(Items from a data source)
______

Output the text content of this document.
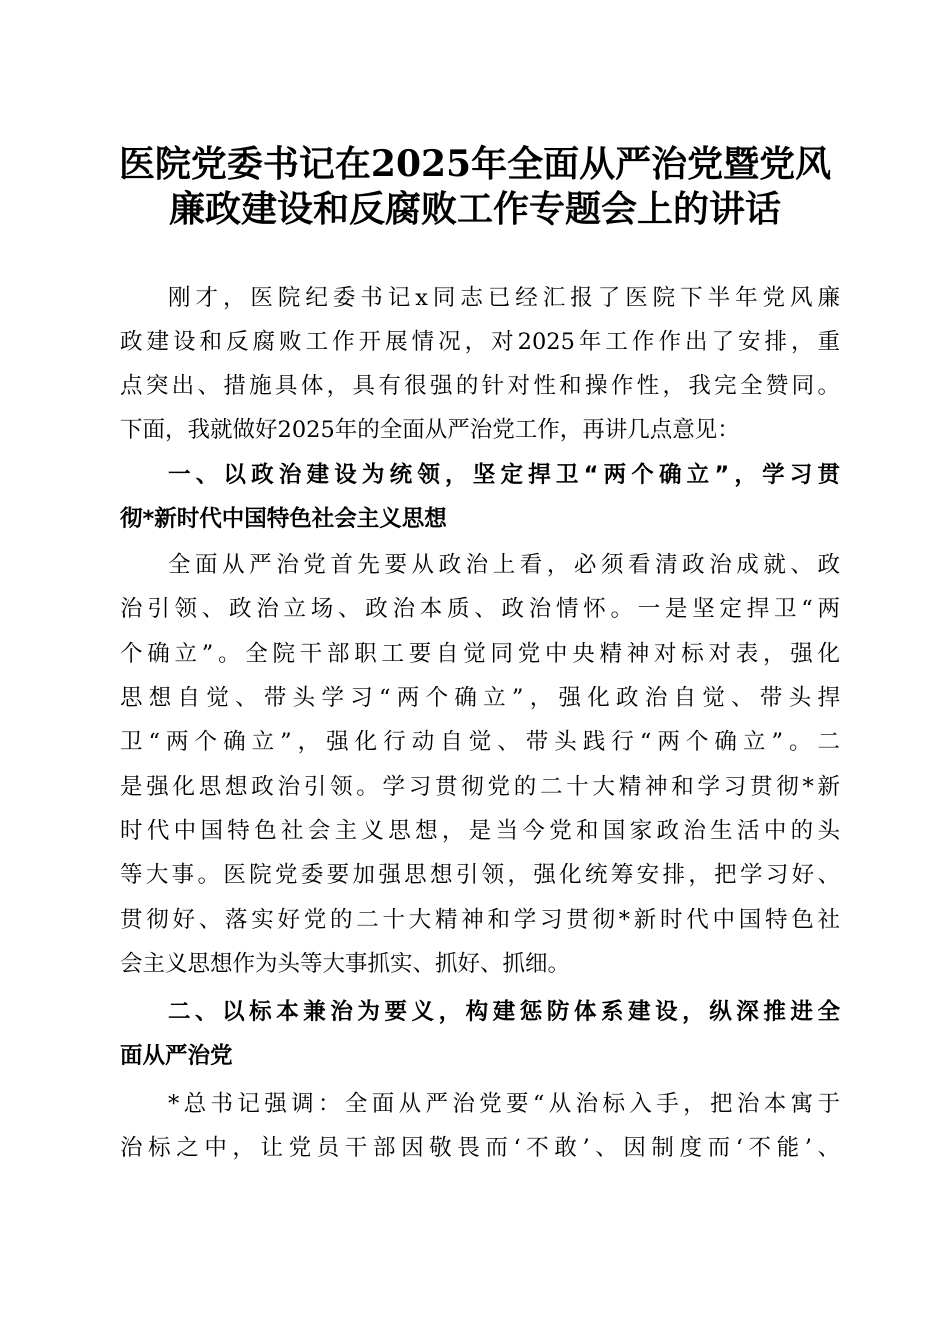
医院党委书记在2025年全面从严治党暨党风
廉政建设和反腐败工作专题会上的讲话
刚才，医院纪委书记x同志已经汇报了医院下半年党风廉
政建设和反腐败工作开展情况，对2025年工作作出了安排，重
点突出、措施具体，具有很强的针对性和操作性，我完全赞同。
下面，我就做好2025年的全面从严治党工作，再讲几点意见：
一、以政治建设为统领，坚定捍卫“两个确立”，学习贯
彻*新时代中国特色社会主义思想
全面从严治党首先要从政治上看，必须看清政治成就、政
治引领、政治立场、政治本质、政治情怀。一是坚定捍卫“两
个确立”。全院干部职工要自觉同党中央精神对标对表，强化
思想自觉、带头学习“两个确立”，强化政治自觉、带头捍
卫“两个确立”，强化行动自觉、带头践行“两个确立”。二
是强化思想政治引领。学习贯彻党的二十大精神和学习贯彻*新
时代中国特色社会主义思想，是当今党和国家政治生活中的头
等大事。医院党委要加强思想引领，强化统筹安排，把学习好、
贯彻好、落实好党的二十大精神和学习贯彻*新时代中国特色社
会主义思想作为头等大事抓实、抓好、抓细。
二、以标本兼治为要义，构建惩防体系建设，纵深推进全
面从严治党
*总书记强调：全面从严治党要“从治标入手，把治本寓于
治标之中，让党员干部因敬畏而‘不敢’、因制度而‘不能’、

______

* [Task requirements] Copy all the lines of data exactly as they appear, dropping any images.

* [Exercise output]
Output the text content of this document.
医院党委书记在2025年全面从严治党暨党风
廉政建设和反腐败工作专题会上的讲话
刚才，医院纪委书记x同志已经汇报了医院下半年党风廉
政建设和反腐败工作开展情况，对2025年工作作出了安排，重
点突出、措施具体，具有很强的针对性和操作性，我完全赞同。
下面，我就做好2025年的全面从严治党工作，再讲几点意见：
一、以政治建设为统领，坚定捍卫“两个确立”，学习贯
彻*新时代中国特色社会主义思想
全面从严治党首先要从政治上看，必须看清政治成就、政
治引领、政治立场、政治本质、政治情怀。一是坚定捍卫“两
个确立”。全院干部职工要自觉同党中央精神对标对表，强化
思想自觉、带头学习“两个确立”，强化政治自觉、带头捍
卫“两个确立”，强化行动自觉、带头践行“两个确立”。二
是强化思想政治引领。学习贯彻党的二十大精神和学习贯彻*新
时代中国特色社会主义思想，是当今党和国家政治生活中的头
等大事。医院党委要加强思想引领，强化统筹安排，把学习好、
贯彻好、落实好党的二十大精神和学习贯彻*新时代中国特色社
会主义思想作为头等大事抓实、抓好、抓细。
二、以标本兼治为要义，构建惩防体系建设，纵深推进全
面从严治党
*总书记强调：全面从严治党要“从治标入手，把治本寓于
治标之中，让党员干部因敬畏而‘不敢’、因制度而‘不能’、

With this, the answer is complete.